╔══

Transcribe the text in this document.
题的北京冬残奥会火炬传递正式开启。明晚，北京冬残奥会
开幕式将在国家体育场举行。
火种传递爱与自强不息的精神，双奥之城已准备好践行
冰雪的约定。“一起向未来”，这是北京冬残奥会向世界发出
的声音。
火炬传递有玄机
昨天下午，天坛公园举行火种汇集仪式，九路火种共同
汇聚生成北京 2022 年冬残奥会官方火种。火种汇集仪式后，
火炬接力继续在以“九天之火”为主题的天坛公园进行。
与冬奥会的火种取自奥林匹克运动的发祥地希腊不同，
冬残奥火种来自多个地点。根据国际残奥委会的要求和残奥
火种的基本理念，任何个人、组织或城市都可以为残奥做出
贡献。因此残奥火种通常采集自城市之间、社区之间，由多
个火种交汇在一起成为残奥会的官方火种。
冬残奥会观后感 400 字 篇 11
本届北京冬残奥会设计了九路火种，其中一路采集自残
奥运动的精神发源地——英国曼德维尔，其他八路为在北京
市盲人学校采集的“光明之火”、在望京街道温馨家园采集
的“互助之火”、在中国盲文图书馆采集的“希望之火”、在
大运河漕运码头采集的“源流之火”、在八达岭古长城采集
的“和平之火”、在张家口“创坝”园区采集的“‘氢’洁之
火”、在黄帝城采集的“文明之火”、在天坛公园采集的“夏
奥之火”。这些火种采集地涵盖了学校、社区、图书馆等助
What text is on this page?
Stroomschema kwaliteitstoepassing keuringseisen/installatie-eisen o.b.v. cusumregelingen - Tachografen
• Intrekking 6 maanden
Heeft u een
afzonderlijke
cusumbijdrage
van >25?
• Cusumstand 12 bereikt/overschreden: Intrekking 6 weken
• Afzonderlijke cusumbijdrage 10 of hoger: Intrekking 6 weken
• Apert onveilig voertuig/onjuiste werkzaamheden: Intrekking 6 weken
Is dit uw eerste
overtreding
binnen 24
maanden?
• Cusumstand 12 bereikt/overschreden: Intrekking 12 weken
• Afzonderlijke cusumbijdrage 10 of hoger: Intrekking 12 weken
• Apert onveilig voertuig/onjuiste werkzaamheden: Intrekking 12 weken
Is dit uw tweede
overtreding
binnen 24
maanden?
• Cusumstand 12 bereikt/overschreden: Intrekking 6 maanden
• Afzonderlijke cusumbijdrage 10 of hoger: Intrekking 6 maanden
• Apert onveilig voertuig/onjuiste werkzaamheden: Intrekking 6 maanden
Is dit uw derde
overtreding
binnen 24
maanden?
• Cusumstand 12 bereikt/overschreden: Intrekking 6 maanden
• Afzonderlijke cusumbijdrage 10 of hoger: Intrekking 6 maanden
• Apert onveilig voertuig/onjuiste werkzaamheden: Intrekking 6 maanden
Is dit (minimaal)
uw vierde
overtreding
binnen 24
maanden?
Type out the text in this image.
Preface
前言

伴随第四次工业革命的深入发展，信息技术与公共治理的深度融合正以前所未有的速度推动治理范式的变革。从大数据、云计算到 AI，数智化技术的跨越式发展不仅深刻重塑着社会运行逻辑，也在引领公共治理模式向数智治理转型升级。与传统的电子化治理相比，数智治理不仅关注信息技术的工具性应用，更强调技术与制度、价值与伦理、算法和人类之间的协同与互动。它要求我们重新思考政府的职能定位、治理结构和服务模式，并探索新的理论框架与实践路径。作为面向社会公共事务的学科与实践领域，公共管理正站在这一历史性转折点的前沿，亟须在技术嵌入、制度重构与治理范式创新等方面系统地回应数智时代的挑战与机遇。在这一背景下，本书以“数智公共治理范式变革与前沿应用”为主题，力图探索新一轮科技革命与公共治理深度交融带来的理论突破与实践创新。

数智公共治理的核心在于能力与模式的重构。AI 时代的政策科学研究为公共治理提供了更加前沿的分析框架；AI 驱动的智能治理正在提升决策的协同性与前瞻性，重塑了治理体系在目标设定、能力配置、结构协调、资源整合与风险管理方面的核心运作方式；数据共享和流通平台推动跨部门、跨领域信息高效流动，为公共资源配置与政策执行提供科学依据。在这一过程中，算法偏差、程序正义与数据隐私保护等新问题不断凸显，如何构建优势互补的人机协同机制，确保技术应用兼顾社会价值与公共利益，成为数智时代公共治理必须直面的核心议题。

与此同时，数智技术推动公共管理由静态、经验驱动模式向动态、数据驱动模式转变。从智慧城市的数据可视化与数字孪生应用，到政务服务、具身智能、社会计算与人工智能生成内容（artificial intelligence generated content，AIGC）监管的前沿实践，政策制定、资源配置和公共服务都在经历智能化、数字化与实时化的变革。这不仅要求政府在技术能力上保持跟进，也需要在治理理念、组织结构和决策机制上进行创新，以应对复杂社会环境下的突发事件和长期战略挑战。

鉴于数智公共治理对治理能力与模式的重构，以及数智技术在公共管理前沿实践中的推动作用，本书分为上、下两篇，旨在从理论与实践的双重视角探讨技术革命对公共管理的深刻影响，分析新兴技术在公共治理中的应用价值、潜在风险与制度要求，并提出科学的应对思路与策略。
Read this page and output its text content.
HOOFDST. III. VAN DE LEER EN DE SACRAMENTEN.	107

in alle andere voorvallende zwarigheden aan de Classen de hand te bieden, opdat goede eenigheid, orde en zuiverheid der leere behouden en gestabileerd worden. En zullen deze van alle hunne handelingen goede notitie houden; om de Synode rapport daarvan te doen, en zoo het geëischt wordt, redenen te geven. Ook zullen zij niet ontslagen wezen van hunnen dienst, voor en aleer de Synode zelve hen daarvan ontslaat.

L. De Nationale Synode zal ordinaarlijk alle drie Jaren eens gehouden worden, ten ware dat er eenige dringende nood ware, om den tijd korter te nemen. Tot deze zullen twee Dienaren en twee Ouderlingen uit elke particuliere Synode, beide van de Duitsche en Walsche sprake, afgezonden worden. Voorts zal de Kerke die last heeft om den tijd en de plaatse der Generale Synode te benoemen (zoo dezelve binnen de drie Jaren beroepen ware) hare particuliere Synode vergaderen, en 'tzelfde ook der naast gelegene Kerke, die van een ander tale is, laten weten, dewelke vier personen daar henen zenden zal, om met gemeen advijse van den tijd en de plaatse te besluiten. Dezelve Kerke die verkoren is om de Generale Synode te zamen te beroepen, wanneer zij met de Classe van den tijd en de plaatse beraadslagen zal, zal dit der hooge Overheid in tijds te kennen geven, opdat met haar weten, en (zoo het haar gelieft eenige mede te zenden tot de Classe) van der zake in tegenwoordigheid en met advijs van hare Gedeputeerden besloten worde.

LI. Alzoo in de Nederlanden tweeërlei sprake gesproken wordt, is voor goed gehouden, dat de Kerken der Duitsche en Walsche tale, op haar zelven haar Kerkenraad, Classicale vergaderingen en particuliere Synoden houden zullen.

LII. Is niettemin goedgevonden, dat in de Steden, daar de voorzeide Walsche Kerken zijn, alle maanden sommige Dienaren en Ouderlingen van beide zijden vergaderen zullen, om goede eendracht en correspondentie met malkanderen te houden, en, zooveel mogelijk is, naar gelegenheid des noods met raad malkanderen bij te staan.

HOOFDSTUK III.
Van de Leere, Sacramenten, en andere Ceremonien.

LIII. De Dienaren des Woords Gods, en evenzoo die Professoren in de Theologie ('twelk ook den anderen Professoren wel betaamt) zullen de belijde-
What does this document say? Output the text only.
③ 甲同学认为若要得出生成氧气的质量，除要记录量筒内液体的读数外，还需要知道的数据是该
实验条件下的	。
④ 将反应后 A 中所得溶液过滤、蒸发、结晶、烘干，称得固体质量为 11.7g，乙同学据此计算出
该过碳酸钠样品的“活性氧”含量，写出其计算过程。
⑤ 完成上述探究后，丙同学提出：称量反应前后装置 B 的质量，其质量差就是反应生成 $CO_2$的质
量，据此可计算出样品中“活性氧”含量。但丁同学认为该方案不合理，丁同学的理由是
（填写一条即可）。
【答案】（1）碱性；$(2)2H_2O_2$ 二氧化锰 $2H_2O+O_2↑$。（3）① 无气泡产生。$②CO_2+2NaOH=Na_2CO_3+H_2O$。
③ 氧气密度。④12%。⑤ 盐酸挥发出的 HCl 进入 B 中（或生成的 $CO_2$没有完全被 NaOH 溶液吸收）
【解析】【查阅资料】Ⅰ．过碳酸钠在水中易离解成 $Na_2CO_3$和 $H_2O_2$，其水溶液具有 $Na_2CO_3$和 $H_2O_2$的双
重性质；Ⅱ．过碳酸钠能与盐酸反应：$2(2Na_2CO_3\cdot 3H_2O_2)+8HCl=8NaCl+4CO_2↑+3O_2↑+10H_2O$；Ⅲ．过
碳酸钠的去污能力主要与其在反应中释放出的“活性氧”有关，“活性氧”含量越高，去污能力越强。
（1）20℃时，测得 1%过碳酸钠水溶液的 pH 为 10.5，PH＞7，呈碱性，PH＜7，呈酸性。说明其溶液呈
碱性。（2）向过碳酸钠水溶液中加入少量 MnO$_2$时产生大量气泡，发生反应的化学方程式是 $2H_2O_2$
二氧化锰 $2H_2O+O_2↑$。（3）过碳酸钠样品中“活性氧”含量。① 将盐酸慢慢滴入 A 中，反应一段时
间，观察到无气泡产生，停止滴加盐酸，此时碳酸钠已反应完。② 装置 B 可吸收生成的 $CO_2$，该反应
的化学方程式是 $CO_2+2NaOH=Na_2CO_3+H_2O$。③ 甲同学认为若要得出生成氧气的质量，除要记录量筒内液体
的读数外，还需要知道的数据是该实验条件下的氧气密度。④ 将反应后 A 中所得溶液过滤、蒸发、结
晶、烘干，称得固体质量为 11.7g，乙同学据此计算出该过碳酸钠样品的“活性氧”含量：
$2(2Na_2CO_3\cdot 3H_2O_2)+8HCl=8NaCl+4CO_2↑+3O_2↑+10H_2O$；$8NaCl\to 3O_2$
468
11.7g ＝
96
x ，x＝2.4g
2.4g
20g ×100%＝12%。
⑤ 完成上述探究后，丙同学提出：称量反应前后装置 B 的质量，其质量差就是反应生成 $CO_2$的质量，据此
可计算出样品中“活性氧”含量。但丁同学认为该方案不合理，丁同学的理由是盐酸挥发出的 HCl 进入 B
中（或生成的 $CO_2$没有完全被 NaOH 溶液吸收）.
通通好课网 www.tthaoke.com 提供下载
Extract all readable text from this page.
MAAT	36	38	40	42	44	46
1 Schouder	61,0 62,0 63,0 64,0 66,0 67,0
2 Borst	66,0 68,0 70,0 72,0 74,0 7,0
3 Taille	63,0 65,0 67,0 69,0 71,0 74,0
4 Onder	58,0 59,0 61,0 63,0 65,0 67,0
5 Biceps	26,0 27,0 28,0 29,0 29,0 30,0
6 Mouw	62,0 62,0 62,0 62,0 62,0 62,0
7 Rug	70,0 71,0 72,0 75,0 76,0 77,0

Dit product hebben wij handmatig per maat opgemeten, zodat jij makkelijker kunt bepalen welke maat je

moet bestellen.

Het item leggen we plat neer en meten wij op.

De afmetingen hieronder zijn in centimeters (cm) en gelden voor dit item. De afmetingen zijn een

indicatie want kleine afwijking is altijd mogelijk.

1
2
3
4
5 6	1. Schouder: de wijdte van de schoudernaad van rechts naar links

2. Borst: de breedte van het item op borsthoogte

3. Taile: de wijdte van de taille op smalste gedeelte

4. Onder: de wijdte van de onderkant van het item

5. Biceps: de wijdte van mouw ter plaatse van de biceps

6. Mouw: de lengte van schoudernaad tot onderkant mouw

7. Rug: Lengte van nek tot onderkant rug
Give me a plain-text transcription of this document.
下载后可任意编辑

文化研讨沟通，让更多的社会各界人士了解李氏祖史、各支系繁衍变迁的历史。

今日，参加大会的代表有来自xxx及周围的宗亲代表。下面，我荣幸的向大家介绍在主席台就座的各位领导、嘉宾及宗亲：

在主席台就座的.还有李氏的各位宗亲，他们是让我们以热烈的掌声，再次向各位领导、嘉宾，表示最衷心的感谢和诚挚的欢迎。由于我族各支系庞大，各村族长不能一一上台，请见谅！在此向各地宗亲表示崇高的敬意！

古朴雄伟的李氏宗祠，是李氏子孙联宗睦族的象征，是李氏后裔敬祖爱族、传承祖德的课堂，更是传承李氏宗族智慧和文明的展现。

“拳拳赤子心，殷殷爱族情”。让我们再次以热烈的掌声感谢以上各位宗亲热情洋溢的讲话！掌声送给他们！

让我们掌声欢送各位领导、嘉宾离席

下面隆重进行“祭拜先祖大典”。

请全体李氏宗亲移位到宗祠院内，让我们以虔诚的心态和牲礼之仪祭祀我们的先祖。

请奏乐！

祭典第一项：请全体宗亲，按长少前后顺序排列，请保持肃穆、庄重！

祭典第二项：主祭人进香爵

╚══

# What you need to do
Gather every line from the entries above where the word "Apert" appears, and copy them.

# Exercise output
• Apert onveilig voertuig/onjuiste werkzaamheden: Intrekking 6 weken
• Apert onveilig voertuig/onjuiste werkzaamheden: Intrekking 12 weken
• Apert onveilig voertuig/onjuiste werkzaamheden: Intrekking 6 maanden
• Apert onveilig voertuig/onjuiste werkzaamheden: Intrekking 6 maanden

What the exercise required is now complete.